Records from a data collection:
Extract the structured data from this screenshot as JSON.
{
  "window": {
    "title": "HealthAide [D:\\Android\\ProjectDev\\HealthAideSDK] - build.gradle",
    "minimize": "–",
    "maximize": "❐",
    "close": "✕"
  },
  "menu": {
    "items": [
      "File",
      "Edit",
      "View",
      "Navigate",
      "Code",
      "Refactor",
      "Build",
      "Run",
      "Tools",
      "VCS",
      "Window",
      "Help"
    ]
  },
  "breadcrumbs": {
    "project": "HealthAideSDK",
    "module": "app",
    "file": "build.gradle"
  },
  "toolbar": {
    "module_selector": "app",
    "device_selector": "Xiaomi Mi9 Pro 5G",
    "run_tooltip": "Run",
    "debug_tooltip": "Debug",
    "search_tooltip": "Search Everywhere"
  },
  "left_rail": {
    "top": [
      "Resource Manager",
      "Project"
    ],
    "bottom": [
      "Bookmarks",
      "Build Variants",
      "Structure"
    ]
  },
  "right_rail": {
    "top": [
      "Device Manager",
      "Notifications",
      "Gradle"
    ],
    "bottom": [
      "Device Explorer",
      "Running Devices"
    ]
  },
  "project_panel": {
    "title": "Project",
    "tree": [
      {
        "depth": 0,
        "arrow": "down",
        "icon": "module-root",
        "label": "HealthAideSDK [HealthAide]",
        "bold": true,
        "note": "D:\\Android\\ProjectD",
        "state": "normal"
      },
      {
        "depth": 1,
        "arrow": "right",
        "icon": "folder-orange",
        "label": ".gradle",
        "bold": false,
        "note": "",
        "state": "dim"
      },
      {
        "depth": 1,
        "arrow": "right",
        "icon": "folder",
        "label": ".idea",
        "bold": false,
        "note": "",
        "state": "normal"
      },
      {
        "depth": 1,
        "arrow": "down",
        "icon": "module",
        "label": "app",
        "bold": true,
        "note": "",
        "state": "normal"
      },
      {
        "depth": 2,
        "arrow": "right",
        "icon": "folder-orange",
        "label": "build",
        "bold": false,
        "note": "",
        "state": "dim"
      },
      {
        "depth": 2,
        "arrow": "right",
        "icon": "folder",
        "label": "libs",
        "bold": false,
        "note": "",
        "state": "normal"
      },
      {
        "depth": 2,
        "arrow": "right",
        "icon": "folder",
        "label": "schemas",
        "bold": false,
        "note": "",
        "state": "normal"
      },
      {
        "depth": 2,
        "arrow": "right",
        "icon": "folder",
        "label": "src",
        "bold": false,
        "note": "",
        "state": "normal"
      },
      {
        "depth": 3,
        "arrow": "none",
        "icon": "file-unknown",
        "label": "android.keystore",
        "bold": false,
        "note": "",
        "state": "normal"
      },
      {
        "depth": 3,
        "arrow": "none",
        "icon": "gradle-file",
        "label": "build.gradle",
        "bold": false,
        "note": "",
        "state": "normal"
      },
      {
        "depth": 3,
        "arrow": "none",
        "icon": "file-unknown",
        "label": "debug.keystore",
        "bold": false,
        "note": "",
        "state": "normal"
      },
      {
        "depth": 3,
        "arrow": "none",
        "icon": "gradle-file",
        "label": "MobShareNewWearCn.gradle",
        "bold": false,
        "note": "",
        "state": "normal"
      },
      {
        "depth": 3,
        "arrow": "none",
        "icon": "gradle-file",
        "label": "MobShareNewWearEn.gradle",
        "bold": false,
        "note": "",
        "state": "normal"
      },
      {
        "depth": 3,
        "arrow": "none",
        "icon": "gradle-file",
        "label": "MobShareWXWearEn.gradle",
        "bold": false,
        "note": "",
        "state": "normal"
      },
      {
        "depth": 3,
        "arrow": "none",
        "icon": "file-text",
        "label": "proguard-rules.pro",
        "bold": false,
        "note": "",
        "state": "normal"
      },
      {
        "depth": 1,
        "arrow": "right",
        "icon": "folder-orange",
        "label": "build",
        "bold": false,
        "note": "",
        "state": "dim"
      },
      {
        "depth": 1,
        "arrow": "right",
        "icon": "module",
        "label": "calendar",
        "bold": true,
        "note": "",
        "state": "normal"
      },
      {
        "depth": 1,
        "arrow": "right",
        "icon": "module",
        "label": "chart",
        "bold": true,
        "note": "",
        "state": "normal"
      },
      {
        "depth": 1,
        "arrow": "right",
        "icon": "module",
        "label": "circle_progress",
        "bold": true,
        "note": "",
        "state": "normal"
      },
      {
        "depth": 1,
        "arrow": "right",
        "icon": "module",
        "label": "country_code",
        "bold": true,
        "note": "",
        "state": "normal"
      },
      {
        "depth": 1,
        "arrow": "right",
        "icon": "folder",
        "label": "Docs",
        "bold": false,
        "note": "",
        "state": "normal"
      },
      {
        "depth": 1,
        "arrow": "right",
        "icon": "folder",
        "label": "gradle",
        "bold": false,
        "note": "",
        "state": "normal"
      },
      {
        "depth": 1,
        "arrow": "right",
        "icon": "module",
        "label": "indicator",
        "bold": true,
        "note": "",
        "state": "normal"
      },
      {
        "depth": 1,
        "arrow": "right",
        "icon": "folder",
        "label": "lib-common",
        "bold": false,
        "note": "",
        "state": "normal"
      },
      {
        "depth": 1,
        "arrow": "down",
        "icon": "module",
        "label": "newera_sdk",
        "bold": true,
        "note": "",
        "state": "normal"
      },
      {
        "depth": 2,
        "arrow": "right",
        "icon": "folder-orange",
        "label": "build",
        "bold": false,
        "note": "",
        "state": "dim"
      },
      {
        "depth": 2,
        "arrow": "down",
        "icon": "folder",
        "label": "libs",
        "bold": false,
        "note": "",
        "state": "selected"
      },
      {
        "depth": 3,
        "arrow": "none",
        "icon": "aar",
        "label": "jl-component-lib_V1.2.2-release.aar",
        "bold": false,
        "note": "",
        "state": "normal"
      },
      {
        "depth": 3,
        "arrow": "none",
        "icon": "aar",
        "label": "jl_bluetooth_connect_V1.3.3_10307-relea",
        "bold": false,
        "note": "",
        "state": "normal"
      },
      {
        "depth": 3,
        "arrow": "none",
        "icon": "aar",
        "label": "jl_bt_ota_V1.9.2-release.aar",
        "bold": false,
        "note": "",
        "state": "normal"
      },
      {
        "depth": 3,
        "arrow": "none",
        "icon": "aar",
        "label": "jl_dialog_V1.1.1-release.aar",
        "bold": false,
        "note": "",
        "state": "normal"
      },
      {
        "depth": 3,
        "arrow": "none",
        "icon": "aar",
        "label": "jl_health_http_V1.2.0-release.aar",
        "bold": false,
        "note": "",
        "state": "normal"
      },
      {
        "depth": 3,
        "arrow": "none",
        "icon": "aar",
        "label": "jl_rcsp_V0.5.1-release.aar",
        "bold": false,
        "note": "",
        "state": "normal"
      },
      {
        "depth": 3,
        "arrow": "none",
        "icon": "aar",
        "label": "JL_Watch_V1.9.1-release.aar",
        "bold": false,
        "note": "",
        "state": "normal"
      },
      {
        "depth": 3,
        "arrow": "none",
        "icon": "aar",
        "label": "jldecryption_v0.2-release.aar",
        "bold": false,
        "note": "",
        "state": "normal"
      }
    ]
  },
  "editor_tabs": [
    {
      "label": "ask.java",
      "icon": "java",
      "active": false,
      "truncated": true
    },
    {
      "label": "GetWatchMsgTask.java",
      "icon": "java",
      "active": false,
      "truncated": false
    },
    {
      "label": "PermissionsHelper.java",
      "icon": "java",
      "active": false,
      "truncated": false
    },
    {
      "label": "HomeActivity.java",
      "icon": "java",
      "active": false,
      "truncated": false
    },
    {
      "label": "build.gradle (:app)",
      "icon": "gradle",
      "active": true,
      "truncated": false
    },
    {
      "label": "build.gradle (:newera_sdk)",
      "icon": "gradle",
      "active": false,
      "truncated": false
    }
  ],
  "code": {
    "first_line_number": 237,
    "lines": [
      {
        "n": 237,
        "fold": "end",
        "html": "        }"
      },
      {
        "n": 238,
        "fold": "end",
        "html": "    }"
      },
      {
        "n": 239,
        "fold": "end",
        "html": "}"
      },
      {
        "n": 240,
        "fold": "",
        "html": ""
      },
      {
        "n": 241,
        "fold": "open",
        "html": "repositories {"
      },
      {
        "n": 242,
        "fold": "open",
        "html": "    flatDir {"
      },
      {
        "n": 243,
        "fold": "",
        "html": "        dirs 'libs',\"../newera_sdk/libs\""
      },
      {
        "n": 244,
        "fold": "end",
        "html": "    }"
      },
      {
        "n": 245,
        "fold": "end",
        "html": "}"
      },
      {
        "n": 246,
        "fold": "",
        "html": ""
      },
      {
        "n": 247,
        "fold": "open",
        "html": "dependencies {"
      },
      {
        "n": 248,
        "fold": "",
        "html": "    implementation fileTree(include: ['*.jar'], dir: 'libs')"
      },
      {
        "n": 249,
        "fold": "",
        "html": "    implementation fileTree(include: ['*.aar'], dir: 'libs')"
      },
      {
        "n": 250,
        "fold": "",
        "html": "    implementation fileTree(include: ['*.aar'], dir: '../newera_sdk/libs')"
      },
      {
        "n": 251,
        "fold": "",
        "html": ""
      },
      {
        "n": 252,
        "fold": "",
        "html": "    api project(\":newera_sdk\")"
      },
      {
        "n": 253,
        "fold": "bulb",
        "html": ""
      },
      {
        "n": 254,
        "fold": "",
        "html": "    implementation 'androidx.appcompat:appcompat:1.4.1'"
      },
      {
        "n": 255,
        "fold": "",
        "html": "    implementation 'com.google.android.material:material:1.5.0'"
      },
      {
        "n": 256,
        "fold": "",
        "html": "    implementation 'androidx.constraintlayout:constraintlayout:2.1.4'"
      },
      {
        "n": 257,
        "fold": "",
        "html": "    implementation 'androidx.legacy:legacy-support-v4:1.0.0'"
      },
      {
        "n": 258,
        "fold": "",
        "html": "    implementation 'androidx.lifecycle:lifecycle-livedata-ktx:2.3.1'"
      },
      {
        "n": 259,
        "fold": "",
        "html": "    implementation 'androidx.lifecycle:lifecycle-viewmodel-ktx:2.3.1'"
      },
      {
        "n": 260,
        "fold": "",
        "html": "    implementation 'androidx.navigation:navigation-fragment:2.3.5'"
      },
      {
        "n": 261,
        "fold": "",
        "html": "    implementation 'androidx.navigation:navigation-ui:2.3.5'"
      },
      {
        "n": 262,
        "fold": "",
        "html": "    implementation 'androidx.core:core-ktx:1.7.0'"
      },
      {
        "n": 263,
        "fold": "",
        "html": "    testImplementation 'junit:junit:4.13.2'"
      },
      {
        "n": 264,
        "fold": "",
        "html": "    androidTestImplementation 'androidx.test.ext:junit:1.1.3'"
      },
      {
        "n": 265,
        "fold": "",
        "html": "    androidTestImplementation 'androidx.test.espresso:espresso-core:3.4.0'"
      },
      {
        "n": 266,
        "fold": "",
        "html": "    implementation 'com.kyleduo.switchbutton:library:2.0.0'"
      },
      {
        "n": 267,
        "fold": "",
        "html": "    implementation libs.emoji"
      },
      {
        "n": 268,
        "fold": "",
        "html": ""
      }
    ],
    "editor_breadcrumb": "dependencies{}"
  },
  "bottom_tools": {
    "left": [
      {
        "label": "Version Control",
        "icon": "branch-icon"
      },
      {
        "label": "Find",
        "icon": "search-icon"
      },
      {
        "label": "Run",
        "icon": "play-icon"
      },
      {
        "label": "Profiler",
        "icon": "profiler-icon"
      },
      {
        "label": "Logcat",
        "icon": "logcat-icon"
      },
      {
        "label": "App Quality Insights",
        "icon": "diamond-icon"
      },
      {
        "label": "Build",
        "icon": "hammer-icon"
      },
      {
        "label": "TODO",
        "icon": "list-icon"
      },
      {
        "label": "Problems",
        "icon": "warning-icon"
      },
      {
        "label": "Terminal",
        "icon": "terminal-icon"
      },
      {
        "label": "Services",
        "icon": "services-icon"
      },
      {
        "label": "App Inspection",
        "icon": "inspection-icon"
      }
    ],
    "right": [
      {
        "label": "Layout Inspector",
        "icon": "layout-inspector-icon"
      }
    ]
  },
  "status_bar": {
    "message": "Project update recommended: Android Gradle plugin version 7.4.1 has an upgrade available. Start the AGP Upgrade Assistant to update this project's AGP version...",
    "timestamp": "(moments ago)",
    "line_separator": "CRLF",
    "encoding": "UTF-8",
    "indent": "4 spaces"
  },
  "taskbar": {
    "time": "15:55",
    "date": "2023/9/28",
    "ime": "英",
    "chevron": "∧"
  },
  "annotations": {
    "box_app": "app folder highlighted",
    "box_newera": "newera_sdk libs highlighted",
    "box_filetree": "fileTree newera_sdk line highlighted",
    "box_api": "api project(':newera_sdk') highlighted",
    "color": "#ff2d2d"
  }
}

What to produce:
Copy every line of the listing where the word "navigation" appears.

Exercise answer:
        "html": "    implementation 'androidx.navigation:navigation-fragment:2.3.5'"
        "html": "    implementation 'androidx.navigation:navigation-ui:2.3.5'"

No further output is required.